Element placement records
Begin

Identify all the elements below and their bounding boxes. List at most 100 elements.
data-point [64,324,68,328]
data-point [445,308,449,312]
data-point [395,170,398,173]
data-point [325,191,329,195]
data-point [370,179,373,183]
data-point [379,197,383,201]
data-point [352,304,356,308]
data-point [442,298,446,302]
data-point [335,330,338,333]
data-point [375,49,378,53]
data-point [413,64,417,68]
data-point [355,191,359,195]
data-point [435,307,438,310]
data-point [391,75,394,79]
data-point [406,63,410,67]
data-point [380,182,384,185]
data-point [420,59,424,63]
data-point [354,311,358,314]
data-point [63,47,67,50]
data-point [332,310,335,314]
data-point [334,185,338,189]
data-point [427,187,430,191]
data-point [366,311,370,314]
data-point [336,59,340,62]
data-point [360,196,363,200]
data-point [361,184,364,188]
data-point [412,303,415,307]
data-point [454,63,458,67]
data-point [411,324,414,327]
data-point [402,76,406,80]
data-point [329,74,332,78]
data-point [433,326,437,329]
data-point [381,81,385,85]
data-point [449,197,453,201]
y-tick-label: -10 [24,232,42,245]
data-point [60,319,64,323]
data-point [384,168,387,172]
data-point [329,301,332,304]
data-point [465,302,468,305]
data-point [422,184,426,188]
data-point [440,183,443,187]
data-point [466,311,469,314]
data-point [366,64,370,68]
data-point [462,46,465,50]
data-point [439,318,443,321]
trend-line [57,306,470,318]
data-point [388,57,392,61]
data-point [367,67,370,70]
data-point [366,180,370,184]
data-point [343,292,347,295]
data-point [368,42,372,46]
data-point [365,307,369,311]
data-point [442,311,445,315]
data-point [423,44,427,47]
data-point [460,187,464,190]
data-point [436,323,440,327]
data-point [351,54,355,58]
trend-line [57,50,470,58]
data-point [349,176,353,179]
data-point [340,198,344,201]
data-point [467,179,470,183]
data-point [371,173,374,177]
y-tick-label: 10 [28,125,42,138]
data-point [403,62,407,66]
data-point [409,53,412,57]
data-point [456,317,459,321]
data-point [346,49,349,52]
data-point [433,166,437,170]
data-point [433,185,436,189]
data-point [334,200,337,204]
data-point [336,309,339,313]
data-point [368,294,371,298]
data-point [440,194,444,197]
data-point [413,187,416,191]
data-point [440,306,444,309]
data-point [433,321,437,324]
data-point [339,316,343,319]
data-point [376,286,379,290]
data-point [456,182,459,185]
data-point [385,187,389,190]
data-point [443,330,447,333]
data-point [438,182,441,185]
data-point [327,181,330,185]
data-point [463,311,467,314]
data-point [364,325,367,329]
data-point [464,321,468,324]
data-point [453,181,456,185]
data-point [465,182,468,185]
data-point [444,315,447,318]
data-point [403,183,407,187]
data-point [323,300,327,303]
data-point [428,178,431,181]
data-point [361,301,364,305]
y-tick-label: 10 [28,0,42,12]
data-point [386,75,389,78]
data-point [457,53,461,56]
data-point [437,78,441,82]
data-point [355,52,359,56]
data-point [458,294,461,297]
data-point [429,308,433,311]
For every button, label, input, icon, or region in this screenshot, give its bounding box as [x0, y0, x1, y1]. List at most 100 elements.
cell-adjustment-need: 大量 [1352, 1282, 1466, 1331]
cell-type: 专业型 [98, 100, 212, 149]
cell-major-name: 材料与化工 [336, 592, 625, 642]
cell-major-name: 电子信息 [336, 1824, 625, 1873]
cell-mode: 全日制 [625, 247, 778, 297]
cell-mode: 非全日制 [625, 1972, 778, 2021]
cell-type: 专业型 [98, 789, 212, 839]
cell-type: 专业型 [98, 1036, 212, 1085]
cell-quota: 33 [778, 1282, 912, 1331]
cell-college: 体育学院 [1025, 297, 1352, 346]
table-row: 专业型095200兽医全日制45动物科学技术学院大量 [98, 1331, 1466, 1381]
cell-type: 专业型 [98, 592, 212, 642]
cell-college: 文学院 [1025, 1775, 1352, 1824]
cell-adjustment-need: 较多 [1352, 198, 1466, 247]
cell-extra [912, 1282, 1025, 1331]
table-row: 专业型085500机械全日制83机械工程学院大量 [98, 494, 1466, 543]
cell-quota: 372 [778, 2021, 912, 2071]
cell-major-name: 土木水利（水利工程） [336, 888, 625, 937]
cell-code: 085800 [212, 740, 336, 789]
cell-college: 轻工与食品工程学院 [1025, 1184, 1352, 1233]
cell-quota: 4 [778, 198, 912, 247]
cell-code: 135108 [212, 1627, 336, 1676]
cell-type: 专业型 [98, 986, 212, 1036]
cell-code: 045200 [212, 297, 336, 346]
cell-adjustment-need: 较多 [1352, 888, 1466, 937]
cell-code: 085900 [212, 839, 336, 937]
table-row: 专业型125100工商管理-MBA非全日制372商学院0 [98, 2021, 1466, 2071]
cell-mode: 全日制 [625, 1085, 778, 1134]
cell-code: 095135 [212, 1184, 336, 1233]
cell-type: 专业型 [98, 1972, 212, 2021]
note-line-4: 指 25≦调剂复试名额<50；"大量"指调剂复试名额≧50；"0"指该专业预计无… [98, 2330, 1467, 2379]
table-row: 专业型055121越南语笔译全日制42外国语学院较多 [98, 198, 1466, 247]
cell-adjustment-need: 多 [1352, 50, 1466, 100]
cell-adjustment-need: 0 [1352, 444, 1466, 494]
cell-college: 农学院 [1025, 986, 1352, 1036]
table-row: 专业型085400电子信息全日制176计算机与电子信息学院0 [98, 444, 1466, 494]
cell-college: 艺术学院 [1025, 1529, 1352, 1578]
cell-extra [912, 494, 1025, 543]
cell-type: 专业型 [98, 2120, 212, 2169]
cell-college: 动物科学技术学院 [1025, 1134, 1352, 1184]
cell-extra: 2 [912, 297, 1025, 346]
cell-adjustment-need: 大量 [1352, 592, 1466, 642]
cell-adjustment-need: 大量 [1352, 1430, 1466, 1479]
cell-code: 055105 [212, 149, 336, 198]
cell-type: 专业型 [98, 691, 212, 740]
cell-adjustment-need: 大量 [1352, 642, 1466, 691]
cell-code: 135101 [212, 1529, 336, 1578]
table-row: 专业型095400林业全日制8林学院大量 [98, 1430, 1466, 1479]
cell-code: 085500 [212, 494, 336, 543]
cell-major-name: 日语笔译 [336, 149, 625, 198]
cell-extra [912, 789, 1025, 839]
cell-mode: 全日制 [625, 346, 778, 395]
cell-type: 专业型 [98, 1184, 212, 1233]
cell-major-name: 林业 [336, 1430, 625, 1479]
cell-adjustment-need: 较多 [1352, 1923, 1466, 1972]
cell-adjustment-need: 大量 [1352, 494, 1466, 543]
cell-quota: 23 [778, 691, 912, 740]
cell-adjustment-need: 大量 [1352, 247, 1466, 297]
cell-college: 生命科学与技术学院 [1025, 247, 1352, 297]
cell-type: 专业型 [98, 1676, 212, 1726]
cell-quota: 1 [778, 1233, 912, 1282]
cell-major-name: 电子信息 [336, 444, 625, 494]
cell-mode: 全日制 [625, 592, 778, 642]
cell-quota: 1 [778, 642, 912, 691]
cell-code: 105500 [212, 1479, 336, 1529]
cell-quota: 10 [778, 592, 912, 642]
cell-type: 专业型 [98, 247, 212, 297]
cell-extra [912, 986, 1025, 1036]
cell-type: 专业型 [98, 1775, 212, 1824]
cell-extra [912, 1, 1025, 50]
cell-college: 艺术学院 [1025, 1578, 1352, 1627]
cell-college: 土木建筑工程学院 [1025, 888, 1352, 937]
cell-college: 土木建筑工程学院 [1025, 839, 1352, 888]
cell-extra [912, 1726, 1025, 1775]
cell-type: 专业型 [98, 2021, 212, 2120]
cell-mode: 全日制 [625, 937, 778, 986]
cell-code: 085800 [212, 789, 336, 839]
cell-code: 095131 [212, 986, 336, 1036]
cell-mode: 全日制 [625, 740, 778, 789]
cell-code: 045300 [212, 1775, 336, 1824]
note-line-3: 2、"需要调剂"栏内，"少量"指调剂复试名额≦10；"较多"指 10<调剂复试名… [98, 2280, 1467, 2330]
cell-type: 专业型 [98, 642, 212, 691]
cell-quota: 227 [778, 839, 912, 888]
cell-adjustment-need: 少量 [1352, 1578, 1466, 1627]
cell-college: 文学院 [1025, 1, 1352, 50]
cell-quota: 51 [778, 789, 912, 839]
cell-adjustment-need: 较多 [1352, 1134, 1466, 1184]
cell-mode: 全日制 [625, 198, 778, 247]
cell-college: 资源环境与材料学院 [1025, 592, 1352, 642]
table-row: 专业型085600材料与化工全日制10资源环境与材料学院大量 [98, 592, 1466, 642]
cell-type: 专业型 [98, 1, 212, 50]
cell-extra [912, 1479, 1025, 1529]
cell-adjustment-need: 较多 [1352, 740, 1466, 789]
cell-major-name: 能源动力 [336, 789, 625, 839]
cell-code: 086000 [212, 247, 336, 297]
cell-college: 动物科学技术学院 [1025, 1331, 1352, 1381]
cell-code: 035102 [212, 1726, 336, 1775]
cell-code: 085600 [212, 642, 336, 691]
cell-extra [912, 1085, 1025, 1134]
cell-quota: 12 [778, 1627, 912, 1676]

End

→ **Objective**: Copy the records word for word, from the first line through the line that contains "data-point [442,311,445,315]".

→ **Answer to this exercise**:
Identify all the elements below and their bounding boxes. List at most 100 elements.
data-point [64,324,68,328]
data-point [445,308,449,312]
data-point [395,170,398,173]
data-point [325,191,329,195]
data-point [370,179,373,183]
data-point [379,197,383,201]
data-point [352,304,356,308]
data-point [442,298,446,302]
data-point [335,330,338,333]
data-point [375,49,378,53]
data-point [413,64,417,68]
data-point [355,191,359,195]
data-point [435,307,438,310]
data-point [391,75,394,79]
data-point [406,63,410,67]
data-point [380,182,384,185]
data-point [420,59,424,63]
data-point [354,311,358,314]
data-point [63,47,67,50]
data-point [332,310,335,314]
data-point [334,185,338,189]
data-point [427,187,430,191]
data-point [366,311,370,314]
data-point [336,59,340,62]
data-point [360,196,363,200]
data-point [361,184,364,188]
data-point [412,303,415,307]
data-point [454,63,458,67]
data-point [411,324,414,327]
data-point [402,76,406,80]
data-point [329,74,332,78]
data-point [433,326,437,329]
data-point [381,81,385,85]
data-point [449,197,453,201]
y-tick-label: -10 [24,232,42,245]
data-point [60,319,64,323]
data-point [384,168,387,172]
data-point [329,301,332,304]
data-point [465,302,468,305]
data-point [422,184,426,188]
data-point [440,183,443,187]
data-point [466,311,469,314]
data-point [366,64,370,68]
data-point [462,46,465,50]
data-point [439,318,443,321]
trend-line [57,306,470,318]
data-point [388,57,392,61]
data-point [367,67,370,70]
data-point [366,180,370,184]
data-point [343,292,347,295]
data-point [368,42,372,46]
data-point [365,307,369,311]
data-point [442,311,445,315]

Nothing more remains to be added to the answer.